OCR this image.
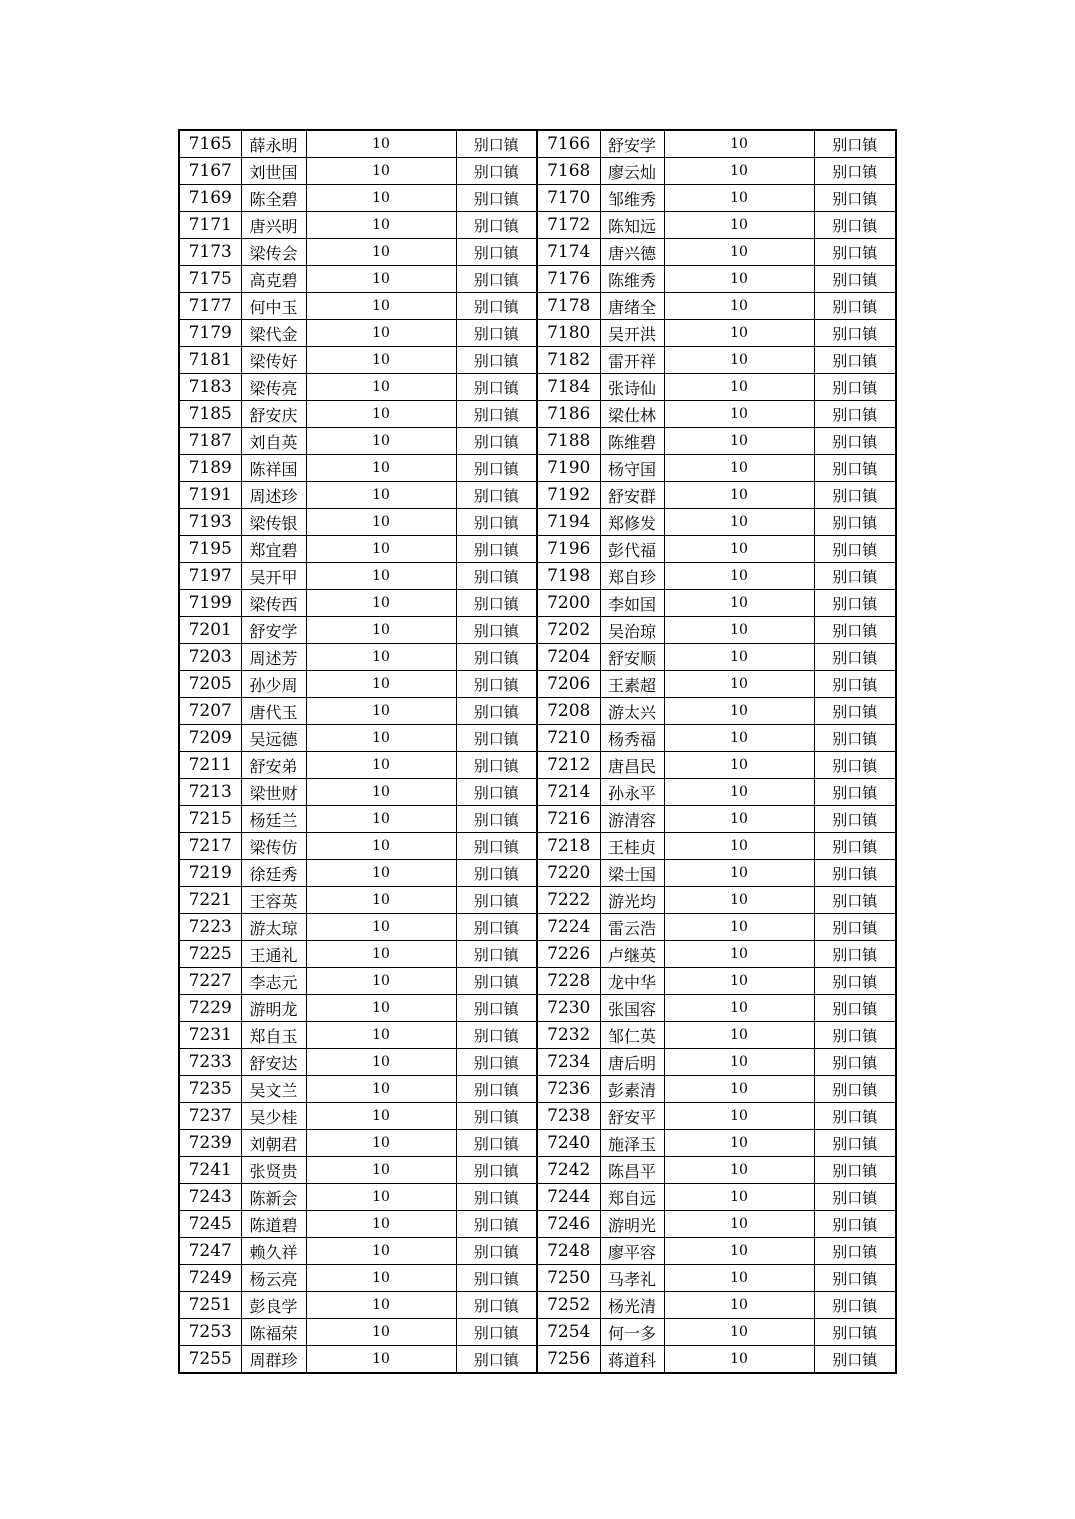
7165	薛永明	10	别口镇	7166	舒安学	10	别口镇
7167	刘世国	10	别口镇	7168	廖云灿	10	别口镇
7169	陈全碧	10	别口镇	7170	邹维秀	10	别口镇
7171	唐兴明	10	别口镇	7172	陈知远	10	别口镇
7173	梁传会	10	别口镇	7174	唐兴德	10	别口镇
7175	高克碧	10	别口镇	7176	陈维秀	10	别口镇
7177	何中玉	10	别口镇	7178	唐绪全	10	别口镇
7179	梁代金	10	别口镇	7180	吴开洪	10	别口镇
7181	梁传好	10	别口镇	7182	雷开祥	10	别口镇
7183	梁传亮	10	别口镇	7184	张诗仙	10	别口镇
7185	舒安庆	10	别口镇	7186	梁仕林	10	别口镇
7187	刘自英	10	别口镇	7188	陈维碧	10	别口镇
7189	陈祥国	10	别口镇	7190	杨守国	10	别口镇
7191	周述珍	10	别口镇	7192	舒安群	10	别口镇
7193	梁传银	10	别口镇	7194	郑修发	10	别口镇
7195	郑宜碧	10	别口镇	7196	彭代福	10	别口镇
7197	吴开甲	10	别口镇	7198	郑自珍	10	别口镇
7199	梁传西	10	别口镇	7200	李如国	10	别口镇
7201	舒安学	10	别口镇	7202	吴治琼	10	别口镇
7203	周述芳	10	别口镇	7204	舒安顺	10	别口镇
7205	孙少周	10	别口镇	7206	王素超	10	别口镇
7207	唐代玉	10	别口镇	7208	游太兴	10	别口镇
7209	吴远德	10	别口镇	7210	杨秀福	10	别口镇
7211	舒安弟	10	别口镇	7212	唐昌民	10	别口镇
7213	梁世财	10	别口镇	7214	孙永平	10	别口镇
7215	杨廷兰	10	别口镇	7216	游清容	10	别口镇
7217	梁传仿	10	别口镇	7218	王桂贞	10	别口镇
7219	徐廷秀	10	别口镇	7220	梁士国	10	别口镇
7221	王容英	10	别口镇	7222	游光均	10	别口镇
7223	游太琼	10	别口镇	7224	雷云浩	10	别口镇
7225	王通礼	10	别口镇	7226	卢继英	10	别口镇
7227	李志元	10	别口镇	7228	龙中华	10	别口镇
7229	游明龙	10	别口镇	7230	张国容	10	别口镇
7231	郑自玉	10	别口镇	7232	邹仁英	10	别口镇
7233	舒安达	10	别口镇	7234	唐后明	10	别口镇
7235	吴文兰	10	别口镇	7236	彭素清	10	别口镇
7237	吴少桂	10	别口镇	7238	舒安平	10	别口镇
7239	刘朝君	10	别口镇	7240	施泽玉	10	别口镇
7241	张贤贵	10	别口镇	7242	陈昌平	10	别口镇
7243	陈新会	10	别口镇	7244	郑自远	10	别口镇
7245	陈道碧	10	别口镇	7246	游明光	10	别口镇
7247	赖久祥	10	别口镇	7248	廖平容	10	别口镇
7249	杨云亮	10	别口镇	7250	马孝礼	10	别口镇
7251	彭良学	10	别口镇	7252	杨光清	10	别口镇
7253	陈福荣	10	别口镇	7254	何一多	10	别口镇
7255	周群珍	10	别口镇	7256	蒋道科	10	别口镇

______

# [EXERCISE DIRECTIONS]
Reproduce all entries without any change, and omit the pictures.

# [WRITTEN SOLUTION]
OCR this image.
7165	薛永明	10	别口镇	7166	舒安学	10	别口镇
7167	刘世国	10	别口镇	7168	廖云灿	10	别口镇
7169	陈全碧	10	别口镇	7170	邹维秀	10	别口镇
7171	唐兴明	10	别口镇	7172	陈知远	10	别口镇
7173	梁传会	10	别口镇	7174	唐兴德	10	别口镇
7175	高克碧	10	别口镇	7176	陈维秀	10	别口镇
7177	何中玉	10	别口镇	7178	唐绪全	10	别口镇
7179	梁代金	10	别口镇	7180	吴开洪	10	别口镇
7181	梁传好	10	别口镇	7182	雷开祥	10	别口镇
7183	梁传亮	10	别口镇	7184	张诗仙	10	别口镇
7185	舒安庆	10	别口镇	7186	梁仕林	10	别口镇
7187	刘自英	10	别口镇	7188	陈维碧	10	别口镇
7189	陈祥国	10	别口镇	7190	杨守国	10	别口镇
7191	周述珍	10	别口镇	7192	舒安群	10	别口镇
7193	梁传银	10	别口镇	7194	郑修发	10	别口镇
7195	郑宜碧	10	别口镇	7196	彭代福	10	别口镇
7197	吴开甲	10	别口镇	7198	郑自珍	10	别口镇
7199	梁传西	10	别口镇	7200	李如国	10	别口镇
7201	舒安学	10	别口镇	7202	吴治琼	10	别口镇
7203	周述芳	10	别口镇	7204	舒安顺	10	别口镇
7205	孙少周	10	别口镇	7206	王素超	10	别口镇
7207	唐代玉	10	别口镇	7208	游太兴	10	别口镇
7209	吴远德	10	别口镇	7210	杨秀福	10	别口镇
7211	舒安弟	10	别口镇	7212	唐昌民	10	别口镇
7213	梁世财	10	别口镇	7214	孙永平	10	别口镇
7215	杨廷兰	10	别口镇	7216	游清容	10	别口镇
7217	梁传仿	10	别口镇	7218	王桂贞	10	别口镇
7219	徐廷秀	10	别口镇	7220	梁士国	10	别口镇
7221	王容英	10	别口镇	7222	游光均	10	别口镇
7223	游太琼	10	别口镇	7224	雷云浩	10	别口镇
7225	王通礼	10	别口镇	7226	卢继英	10	别口镇
7227	李志元	10	别口镇	7228	龙中华	10	别口镇
7229	游明龙	10	别口镇	7230	张国容	10	别口镇
7231	郑自玉	10	别口镇	7232	邹仁英	10	别口镇
7233	舒安达	10	别口镇	7234	唐后明	10	别口镇
7235	吴文兰	10	别口镇	7236	彭素清	10	别口镇
7237	吴少桂	10	别口镇	7238	舒安平	10	别口镇
7239	刘朝君	10	别口镇	7240	施泽玉	10	别口镇
7241	张贤贵	10	别口镇	7242	陈昌平	10	别口镇
7243	陈新会	10	别口镇	7244	郑自远	10	别口镇
7245	陈道碧	10	别口镇	7246	游明光	10	别口镇
7247	赖久祥	10	别口镇	7248	廖平容	10	别口镇
7249	杨云亮	10	别口镇	7250	马孝礼	10	别口镇
7251	彭良学	10	别口镇	7252	杨光清	10	别口镇
7253	陈福荣	10	别口镇	7254	何一多	10	别口镇
7255	周群珍	10	别口镇	7256	蒋道科	10	别口镇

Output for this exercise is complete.